#### REQUIREMENT
Repeat the listing in full, preserving every character.

#### MATERIAL PROVIDED
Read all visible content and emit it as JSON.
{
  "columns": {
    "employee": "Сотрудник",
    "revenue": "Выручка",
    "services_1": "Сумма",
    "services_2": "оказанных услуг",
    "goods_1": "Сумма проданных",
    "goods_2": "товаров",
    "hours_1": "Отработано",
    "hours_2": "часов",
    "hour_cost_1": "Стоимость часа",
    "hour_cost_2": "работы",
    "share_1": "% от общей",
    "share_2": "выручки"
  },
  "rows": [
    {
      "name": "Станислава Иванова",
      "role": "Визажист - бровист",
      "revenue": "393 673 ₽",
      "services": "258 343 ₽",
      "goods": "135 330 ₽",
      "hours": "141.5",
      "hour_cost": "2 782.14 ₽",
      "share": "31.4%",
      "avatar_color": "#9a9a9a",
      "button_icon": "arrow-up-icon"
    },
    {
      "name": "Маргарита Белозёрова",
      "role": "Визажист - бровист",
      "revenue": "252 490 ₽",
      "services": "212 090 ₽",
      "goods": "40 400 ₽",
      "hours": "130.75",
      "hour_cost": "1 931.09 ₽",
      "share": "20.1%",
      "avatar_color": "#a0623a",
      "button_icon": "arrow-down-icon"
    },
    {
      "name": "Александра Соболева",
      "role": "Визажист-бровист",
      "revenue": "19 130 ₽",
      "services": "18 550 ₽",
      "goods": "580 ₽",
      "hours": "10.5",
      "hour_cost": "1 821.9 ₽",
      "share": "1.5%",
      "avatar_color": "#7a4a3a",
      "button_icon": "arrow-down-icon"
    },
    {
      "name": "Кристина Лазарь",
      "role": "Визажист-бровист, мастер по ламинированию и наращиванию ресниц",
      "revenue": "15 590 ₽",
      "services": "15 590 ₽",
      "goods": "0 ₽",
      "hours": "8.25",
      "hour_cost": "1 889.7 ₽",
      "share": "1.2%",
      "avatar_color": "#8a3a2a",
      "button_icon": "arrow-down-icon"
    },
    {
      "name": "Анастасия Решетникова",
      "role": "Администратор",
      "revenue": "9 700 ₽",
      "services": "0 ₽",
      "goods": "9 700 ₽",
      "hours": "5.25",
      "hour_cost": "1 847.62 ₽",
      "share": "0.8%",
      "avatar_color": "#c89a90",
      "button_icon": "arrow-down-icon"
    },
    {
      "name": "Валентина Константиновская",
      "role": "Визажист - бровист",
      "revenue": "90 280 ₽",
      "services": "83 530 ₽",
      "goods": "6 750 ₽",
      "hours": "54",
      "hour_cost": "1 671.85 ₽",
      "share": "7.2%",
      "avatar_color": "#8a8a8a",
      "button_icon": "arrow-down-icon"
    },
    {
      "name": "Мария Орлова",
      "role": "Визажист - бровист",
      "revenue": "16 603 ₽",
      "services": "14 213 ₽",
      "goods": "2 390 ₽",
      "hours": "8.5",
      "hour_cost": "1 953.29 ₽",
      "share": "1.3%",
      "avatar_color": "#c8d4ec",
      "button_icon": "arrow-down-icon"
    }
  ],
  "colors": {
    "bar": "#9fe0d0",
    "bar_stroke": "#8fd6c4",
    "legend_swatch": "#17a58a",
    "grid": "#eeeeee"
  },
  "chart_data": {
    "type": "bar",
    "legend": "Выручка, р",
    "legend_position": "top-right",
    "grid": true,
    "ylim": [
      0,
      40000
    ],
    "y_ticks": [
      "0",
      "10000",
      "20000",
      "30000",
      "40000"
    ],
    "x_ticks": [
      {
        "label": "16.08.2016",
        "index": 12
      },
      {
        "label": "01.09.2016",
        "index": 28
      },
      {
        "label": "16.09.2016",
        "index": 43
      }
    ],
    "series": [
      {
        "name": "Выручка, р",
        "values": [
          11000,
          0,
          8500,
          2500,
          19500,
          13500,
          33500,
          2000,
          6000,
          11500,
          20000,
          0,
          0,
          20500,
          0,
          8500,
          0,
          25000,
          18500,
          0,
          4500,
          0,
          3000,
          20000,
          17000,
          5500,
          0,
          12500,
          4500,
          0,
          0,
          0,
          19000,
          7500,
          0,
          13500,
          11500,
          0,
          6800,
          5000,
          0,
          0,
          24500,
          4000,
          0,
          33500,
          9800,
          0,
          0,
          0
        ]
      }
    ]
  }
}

#### TASK RESPONSE
Read all visible content and emit it as JSON.
{
  "columns": {
    "employee": "Сотрудник",
    "revenue": "Выручка",
    "services_1": "Сумма",
    "services_2": "оказанных услуг",
    "goods_1": "Сумма проданных",
    "goods_2": "товаров",
    "hours_1": "Отработано",
    "hours_2": "часов",
    "hour_cost_1": "Стоимость часа",
    "hour_cost_2": "работы",
    "share_1": "% от общей",
    "share_2": "выручки"
  },
  "rows": [
    {
      "name": "Станислава Иванова",
      "role": "Визажист - бровист",
      "revenue": "393 673 ₽",
      "services": "258 343 ₽",
      "goods": "135 330 ₽",
      "hours": "141.5",
      "hour_cost": "2 782.14 ₽",
      "share": "31.4%",
      "avatar_color": "#9a9a9a",
      "button_icon": "arrow-up-icon"
    },
    {
      "name": "Маргарита Белозёрова",
      "role": "Визажист - бровист",
      "revenue": "252 490 ₽",
      "services": "212 090 ₽",
      "goods": "40 400 ₽",
      "hours": "130.75",
      "hour_cost": "1 931.09 ₽",
      "share": "20.1%",
      "avatar_color": "#a0623a",
      "button_icon": "arrow-down-icon"
    },
    {
      "name": "Александра Соболева",
      "role": "Визажист-бровист",
      "revenue": "19 130 ₽",
      "services": "18 550 ₽",
      "goods": "580 ₽",
      "hours": "10.5",
      "hour_cost": "1 821.9 ₽",
      "share": "1.5%",
      "avatar_color": "#7a4a3a",
      "button_icon": "arrow-down-icon"
    },
    {
      "name": "Кристина Лазарь",
      "role": "Визажист-бровист, мастер по ламинированию и наращиванию ресниц",
      "revenue": "15 590 ₽",
      "services": "15 590 ₽",
      "goods": "0 ₽",
      "hours": "8.25",
      "hour_cost": "1 889.7 ₽",
      "share": "1.2%",
      "avatar_color": "#8a3a2a",
      "button_icon": "arrow-down-icon"
    },
    {
      "name": "Анастасия Решетникова",
      "role": "Администратор",
      "revenue": "9 700 ₽",
      "services": "0 ₽",
      "goods": "9 700 ₽",
      "hours": "5.25",
      "hour_cost": "1 847.62 ₽",
      "share": "0.8%",
      "avatar_color": "#c89a90",
      "button_icon": "arrow-down-icon"
    },
    {
      "name": "Валентина Константиновская",
      "role": "Визажист - бровист",
      "revenue": "90 280 ₽",
      "services": "83 530 ₽",
      "goods": "6 750 ₽",
      "hours": "54",
      "hour_cost": "1 671.85 ₽",
      "share": "7.2%",
      "avatar_color": "#8a8a8a",
      "button_icon": "arrow-down-icon"
    },
    {
      "name": "Мария Орлова",
      "role": "Визажист - бровист",
      "revenue": "16 603 ₽",
      "services": "14 213 ₽",
      "goods": "2 390 ₽",
      "hours": "8.5",
      "hour_cost": "1 953.29 ₽",
      "share": "1.3%",
      "avatar_color": "#c8d4ec",
      "button_icon": "arrow-down-icon"
    }
  ],
  "colors": {
    "bar": "#9fe0d0",
    "bar_stroke": "#8fd6c4",
    "legend_swatch": "#17a58a",
    "grid": "#eeeeee"
  },
  "chart_data": {
    "type": "bar",
    "legend": "Выручка, р",
    "legend_position": "top-right",
    "grid": true,
    "ylim": [
      0,
      40000
    ],
    "y_ticks": [
      "0",
      "10000",
      "20000",
      "30000",
      "40000"
    ],
    "x_ticks": [
      {
        "label": "16.08.2016",
        "index": 12
      },
      {
        "label": "01.09.2016",
        "index": 28
      },
      {
        "label": "16.09.2016",
        "index": 43
      }
    ],
    "series": [
      {
        "name": "Выручка, р",
        "values": [
          11000,
          0,
          8500,
          2500,
          19500,
          13500,
          33500,
          2000,
          6000,
          11500,
          20000,
          0,
          0,
          20500,
          0,
          8500,
          0,
          25000,
          18500,
          0,
          4500,
          0,
          3000,
          20000,
          17000,
          5500,
          0,
          12500,
          4500,
          0,
          0,
          0,
          19000,
          7500,
          0,
          13500,
          11500,
          0,
          6800,
          5000,
          0,
          0,
          24500,
          4000,
          0,
          33500,
          9800,
          0,
          0,
          0
        ]
      }
    ]
  }
}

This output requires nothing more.